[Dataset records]
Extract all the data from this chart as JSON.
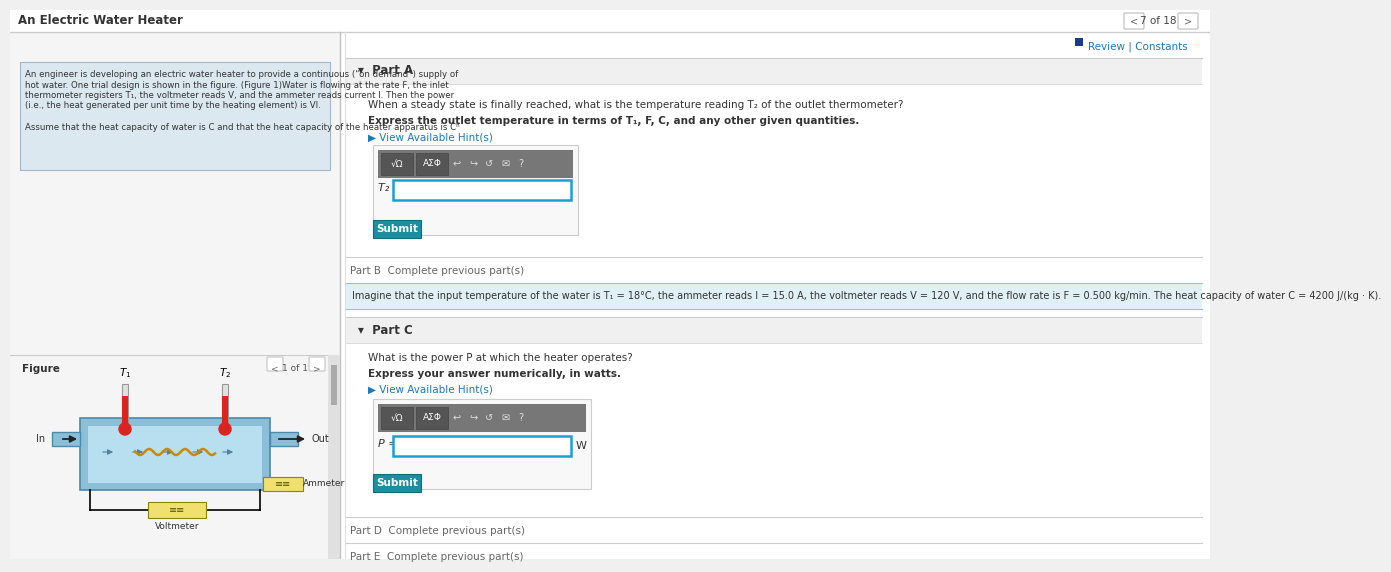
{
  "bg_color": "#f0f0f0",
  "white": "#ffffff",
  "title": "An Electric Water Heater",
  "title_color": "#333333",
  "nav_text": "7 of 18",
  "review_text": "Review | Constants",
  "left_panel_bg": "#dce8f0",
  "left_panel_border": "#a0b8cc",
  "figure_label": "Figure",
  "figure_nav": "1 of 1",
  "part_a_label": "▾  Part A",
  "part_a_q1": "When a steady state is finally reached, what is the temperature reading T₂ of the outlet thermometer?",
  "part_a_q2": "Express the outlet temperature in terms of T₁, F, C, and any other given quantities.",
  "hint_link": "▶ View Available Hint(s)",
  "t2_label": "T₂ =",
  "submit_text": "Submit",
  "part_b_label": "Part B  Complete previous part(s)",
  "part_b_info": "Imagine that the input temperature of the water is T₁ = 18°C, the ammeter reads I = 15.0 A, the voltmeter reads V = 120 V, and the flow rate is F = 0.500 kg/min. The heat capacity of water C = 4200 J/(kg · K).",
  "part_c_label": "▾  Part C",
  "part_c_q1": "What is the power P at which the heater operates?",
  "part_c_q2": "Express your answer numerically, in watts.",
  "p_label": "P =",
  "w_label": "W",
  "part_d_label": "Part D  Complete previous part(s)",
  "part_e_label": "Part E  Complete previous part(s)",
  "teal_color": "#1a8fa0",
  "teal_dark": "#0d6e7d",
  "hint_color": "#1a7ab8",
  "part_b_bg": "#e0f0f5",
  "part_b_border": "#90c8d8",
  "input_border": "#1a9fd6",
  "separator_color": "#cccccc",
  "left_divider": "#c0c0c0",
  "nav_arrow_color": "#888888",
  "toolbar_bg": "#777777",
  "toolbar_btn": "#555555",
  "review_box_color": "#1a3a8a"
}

==

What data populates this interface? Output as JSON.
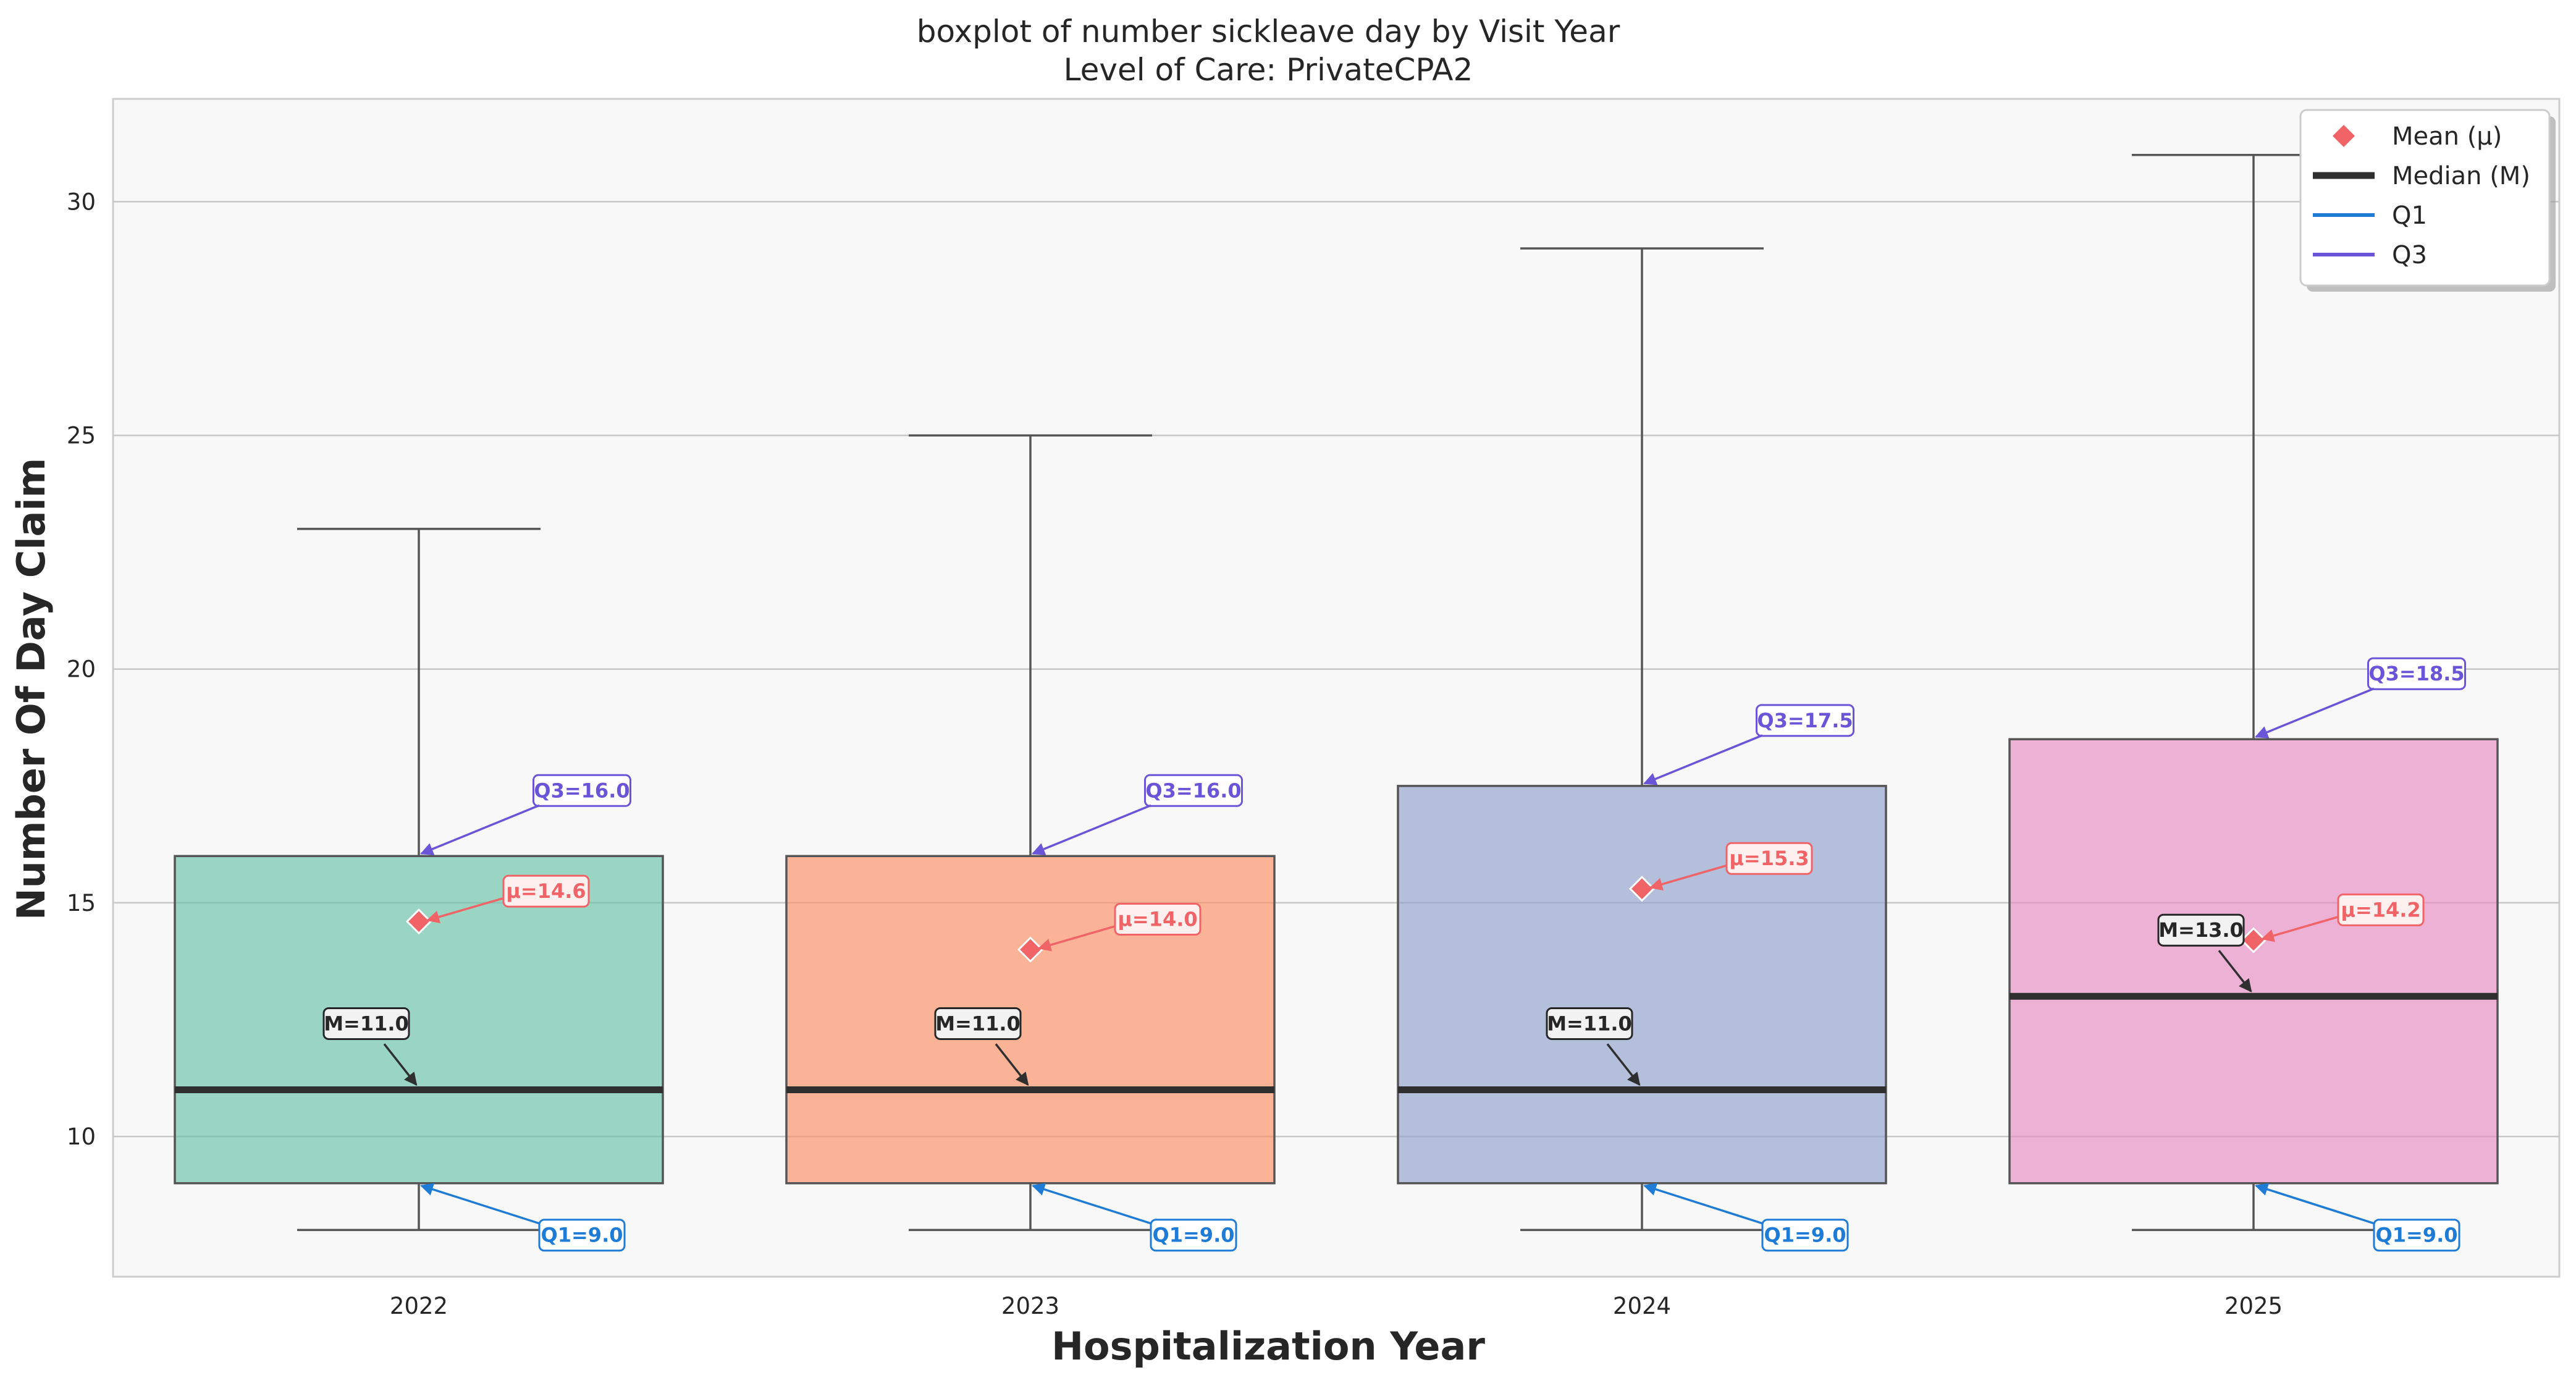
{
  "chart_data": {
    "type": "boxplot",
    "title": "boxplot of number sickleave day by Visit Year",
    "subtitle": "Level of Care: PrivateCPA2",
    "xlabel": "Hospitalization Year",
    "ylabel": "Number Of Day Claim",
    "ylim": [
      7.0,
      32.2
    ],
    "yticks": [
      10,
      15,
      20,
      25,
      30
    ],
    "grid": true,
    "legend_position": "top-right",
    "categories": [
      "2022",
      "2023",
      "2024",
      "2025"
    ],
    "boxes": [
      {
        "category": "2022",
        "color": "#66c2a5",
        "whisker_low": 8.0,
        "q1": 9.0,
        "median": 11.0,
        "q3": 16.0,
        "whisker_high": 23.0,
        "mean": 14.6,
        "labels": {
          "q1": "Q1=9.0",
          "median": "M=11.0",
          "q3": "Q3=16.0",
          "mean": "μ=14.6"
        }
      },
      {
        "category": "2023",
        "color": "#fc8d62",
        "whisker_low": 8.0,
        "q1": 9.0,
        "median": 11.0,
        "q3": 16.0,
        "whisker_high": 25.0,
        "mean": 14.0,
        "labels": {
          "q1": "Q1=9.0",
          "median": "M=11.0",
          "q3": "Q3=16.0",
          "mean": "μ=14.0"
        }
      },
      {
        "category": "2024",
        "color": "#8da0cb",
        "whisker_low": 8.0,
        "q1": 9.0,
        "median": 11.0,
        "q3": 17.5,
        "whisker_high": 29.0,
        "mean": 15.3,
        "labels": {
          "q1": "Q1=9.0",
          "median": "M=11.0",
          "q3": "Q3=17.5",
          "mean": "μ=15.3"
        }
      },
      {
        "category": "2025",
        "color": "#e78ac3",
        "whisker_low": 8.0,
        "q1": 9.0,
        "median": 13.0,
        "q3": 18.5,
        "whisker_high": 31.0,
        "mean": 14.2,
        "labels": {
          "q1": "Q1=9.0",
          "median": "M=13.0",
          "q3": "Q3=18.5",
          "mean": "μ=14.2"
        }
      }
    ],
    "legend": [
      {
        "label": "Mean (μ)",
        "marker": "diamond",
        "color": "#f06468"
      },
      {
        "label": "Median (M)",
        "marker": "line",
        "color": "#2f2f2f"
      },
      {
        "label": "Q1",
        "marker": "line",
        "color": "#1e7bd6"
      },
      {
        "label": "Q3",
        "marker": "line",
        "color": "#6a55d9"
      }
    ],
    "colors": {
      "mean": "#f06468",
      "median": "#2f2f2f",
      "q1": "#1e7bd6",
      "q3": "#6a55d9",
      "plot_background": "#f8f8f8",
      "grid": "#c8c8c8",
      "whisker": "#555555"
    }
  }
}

# BRIEF
Which lines above contain "Express"? Show each of them.

# EXERCISE RESULT
  "part_a_q2": "Express the outlet temperature in terms of T₁, F, C, and any other given quantities.",
  "part_c_q2": "Express your answer numerically, in watts.",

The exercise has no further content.